YOUR TASK » Please set down the data again exactly, minus the pictures.

DATA TO EXAMINE »
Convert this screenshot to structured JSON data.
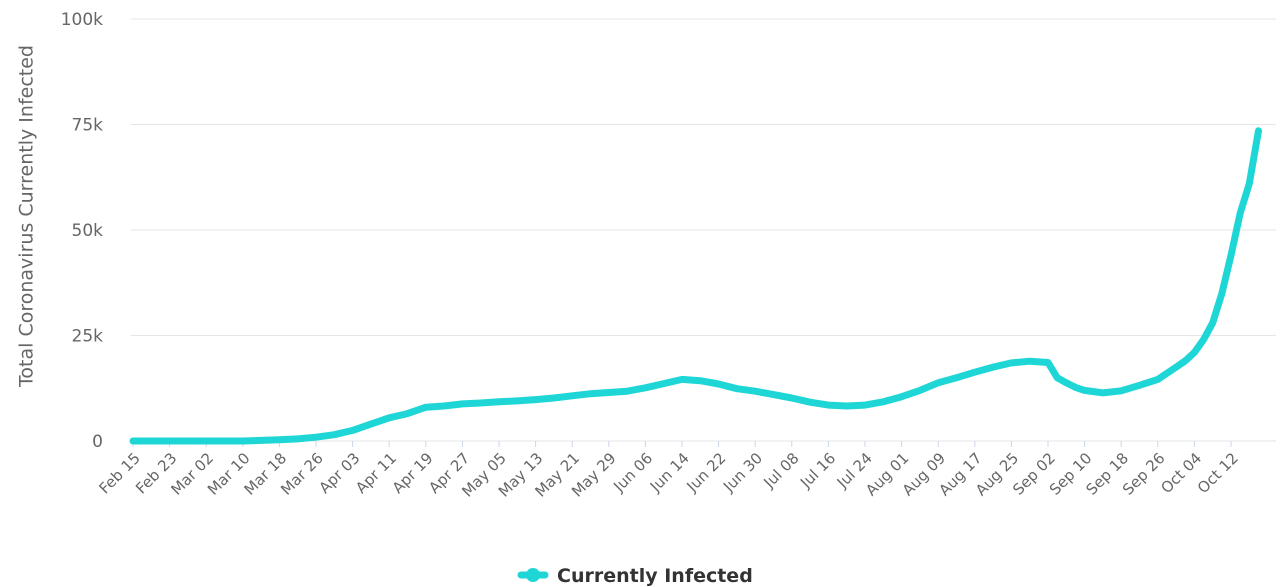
{
  "chart_data": {
    "type": "line",
    "ylabel": "Total Coronavirus Currently Infected",
    "xlabel": "",
    "ylim": [
      0,
      100000
    ],
    "y_ticks": [
      {
        "value": 0,
        "label": "0"
      },
      {
        "value": 25000,
        "label": "25k"
      },
      {
        "value": 50000,
        "label": "50k"
      },
      {
        "value": 75000,
        "label": "75k"
      },
      {
        "value": 100000,
        "label": "100k"
      }
    ],
    "x_ticks": [
      "Feb 15",
      "Feb 23",
      "Mar 02",
      "Mar 10",
      "Mar 18",
      "Mar 26",
      "Apr 03",
      "Apr 11",
      "Apr 19",
      "Apr 27",
      "May 05",
      "May 13",
      "May 21",
      "May 29",
      "Jun 06",
      "Jun 14",
      "Jun 22",
      "Jun 30",
      "Jul 08",
      "Jul 16",
      "Jul 24",
      "Aug 01",
      "Aug 09",
      "Aug 17",
      "Aug 25",
      "Sep 02",
      "Sep 10",
      "Sep 18",
      "Sep 26",
      "Oct 04",
      "Oct 12"
    ],
    "grid": true,
    "legend": "bottom-center",
    "series": [
      {
        "name": "Currently Infected",
        "color": "#1fd6d6",
        "points": [
          [
            "Feb 15",
            0
          ],
          [
            "Feb 23",
            0
          ],
          [
            "Mar 02",
            0
          ],
          [
            "Mar 10",
            0
          ],
          [
            "Mar 18",
            300
          ],
          [
            "Mar 22",
            500
          ],
          [
            "Mar 26",
            900
          ],
          [
            "Mar 30",
            1500
          ],
          [
            "Apr 03",
            2500
          ],
          [
            "Apr 07",
            4000
          ],
          [
            "Apr 11",
            5500
          ],
          [
            "Apr 15",
            6500
          ],
          [
            "Apr 19",
            8000
          ],
          [
            "Apr 23",
            8300
          ],
          [
            "Apr 27",
            8800
          ],
          [
            "May 01",
            9000
          ],
          [
            "May 05",
            9300
          ],
          [
            "May 09",
            9500
          ],
          [
            "May 13",
            9800
          ],
          [
            "May 17",
            10200
          ],
          [
            "May 21",
            10700
          ],
          [
            "May 25",
            11200
          ],
          [
            "May 29",
            11500
          ],
          [
            "Jun 02",
            11800
          ],
          [
            "Jun 06",
            12600
          ],
          [
            "Jun 10",
            13600
          ],
          [
            "Jun 14",
            14600
          ],
          [
            "Jun 18",
            14300
          ],
          [
            "Jun 22",
            13500
          ],
          [
            "Jun 26",
            12400
          ],
          [
            "Jun 30",
            11800
          ],
          [
            "Jul 04",
            11000
          ],
          [
            "Jul 08",
            10200
          ],
          [
            "Jul 12",
            9200
          ],
          [
            "Jul 16",
            8500
          ],
          [
            "Jul 20",
            8300
          ],
          [
            "Jul 24",
            8500
          ],
          [
            "Jul 28",
            9300
          ],
          [
            "Aug 01",
            10500
          ],
          [
            "Aug 05",
            12000
          ],
          [
            "Aug 09",
            13800
          ],
          [
            "Aug 13",
            15000
          ],
          [
            "Aug 17",
            16300
          ],
          [
            "Aug 21",
            17500
          ],
          [
            "Aug 25",
            18500
          ],
          [
            "Aug 29",
            18900
          ],
          [
            "Sep 02",
            18600
          ],
          [
            "Sep 04",
            15000
          ],
          [
            "Sep 06",
            13800
          ],
          [
            "Sep 08",
            12700
          ],
          [
            "Sep 10",
            12000
          ],
          [
            "Sep 14",
            11400
          ],
          [
            "Sep 18",
            11900
          ],
          [
            "Sep 22",
            13200
          ],
          [
            "Sep 26",
            14600
          ],
          [
            "Sep 30",
            17500
          ],
          [
            "Oct 02",
            19000
          ],
          [
            "Oct 04",
            21000
          ],
          [
            "Oct 06",
            24000
          ],
          [
            "Oct 08",
            28000
          ],
          [
            "Oct 10",
            35000
          ],
          [
            "Oct 12",
            44000
          ],
          [
            "Oct 14",
            54000
          ],
          [
            "Oct 16",
            61000
          ],
          [
            "Oct 18",
            73500
          ]
        ]
      }
    ]
  }
}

TASK RESPONSE »
Convert this screenshot to structured JSON data.
{
  "chart_data": {
    "type": "line",
    "ylabel": "Total Coronavirus Currently Infected",
    "xlabel": "",
    "ylim": [
      0,
      100000
    ],
    "y_ticks": [
      {
        "value": 0,
        "label": "0"
      },
      {
        "value": 25000,
        "label": "25k"
      },
      {
        "value": 50000,
        "label": "50k"
      },
      {
        "value": 75000,
        "label": "75k"
      },
      {
        "value": 100000,
        "label": "100k"
      }
    ],
    "x_ticks": [
      "Feb 15",
      "Feb 23",
      "Mar 02",
      "Mar 10",
      "Mar 18",
      "Mar 26",
      "Apr 03",
      "Apr 11",
      "Apr 19",
      "Apr 27",
      "May 05",
      "May 13",
      "May 21",
      "May 29",
      "Jun 06",
      "Jun 14",
      "Jun 22",
      "Jun 30",
      "Jul 08",
      "Jul 16",
      "Jul 24",
      "Aug 01",
      "Aug 09",
      "Aug 17",
      "Aug 25",
      "Sep 02",
      "Sep 10",
      "Sep 18",
      "Sep 26",
      "Oct 04",
      "Oct 12"
    ],
    "grid": true,
    "legend": "bottom-center",
    "series": [
      {
        "name": "Currently Infected",
        "color": "#1fd6d6",
        "points": [
          [
            "Feb 15",
            0
          ],
          [
            "Feb 23",
            0
          ],
          [
            "Mar 02",
            0
          ],
          [
            "Mar 10",
            0
          ],
          [
            "Mar 18",
            300
          ],
          [
            "Mar 22",
            500
          ],
          [
            "Mar 26",
            900
          ],
          [
            "Mar 30",
            1500
          ],
          [
            "Apr 03",
            2500
          ],
          [
            "Apr 07",
            4000
          ],
          [
            "Apr 11",
            5500
          ],
          [
            "Apr 15",
            6500
          ],
          [
            "Apr 19",
            8000
          ],
          [
            "Apr 23",
            8300
          ],
          [
            "Apr 27",
            8800
          ],
          [
            "May 01",
            9000
          ],
          [
            "May 05",
            9300
          ],
          [
            "May 09",
            9500
          ],
          [
            "May 13",
            9800
          ],
          [
            "May 17",
            10200
          ],
          [
            "May 21",
            10700
          ],
          [
            "May 25",
            11200
          ],
          [
            "May 29",
            11500
          ],
          [
            "Jun 02",
            11800
          ],
          [
            "Jun 06",
            12600
          ],
          [
            "Jun 10",
            13600
          ],
          [
            "Jun 14",
            14600
          ],
          [
            "Jun 18",
            14300
          ],
          [
            "Jun 22",
            13500
          ],
          [
            "Jun 26",
            12400
          ],
          [
            "Jun 30",
            11800
          ],
          [
            "Jul 04",
            11000
          ],
          [
            "Jul 08",
            10200
          ],
          [
            "Jul 12",
            9200
          ],
          [
            "Jul 16",
            8500
          ],
          [
            "Jul 20",
            8300
          ],
          [
            "Jul 24",
            8500
          ],
          [
            "Jul 28",
            9300
          ],
          [
            "Aug 01",
            10500
          ],
          [
            "Aug 05",
            12000
          ],
          [
            "Aug 09",
            13800
          ],
          [
            "Aug 13",
            15000
          ],
          [
            "Aug 17",
            16300
          ],
          [
            "Aug 21",
            17500
          ],
          [
            "Aug 25",
            18500
          ],
          [
            "Aug 29",
            18900
          ],
          [
            "Sep 02",
            18600
          ],
          [
            "Sep 04",
            15000
          ],
          [
            "Sep 06",
            13800
          ],
          [
            "Sep 08",
            12700
          ],
          [
            "Sep 10",
            12000
          ],
          [
            "Sep 14",
            11400
          ],
          [
            "Sep 18",
            11900
          ],
          [
            "Sep 22",
            13200
          ],
          [
            "Sep 26",
            14600
          ],
          [
            "Sep 30",
            17500
          ],
          [
            "Oct 02",
            19000
          ],
          [
            "Oct 04",
            21000
          ],
          [
            "Oct 06",
            24000
          ],
          [
            "Oct 08",
            28000
          ],
          [
            "Oct 10",
            35000
          ],
          [
            "Oct 12",
            44000
          ],
          [
            "Oct 14",
            54000
          ],
          [
            "Oct 16",
            61000
          ],
          [
            "Oct 18",
            73500
          ]
        ]
      }
    ]
  }
}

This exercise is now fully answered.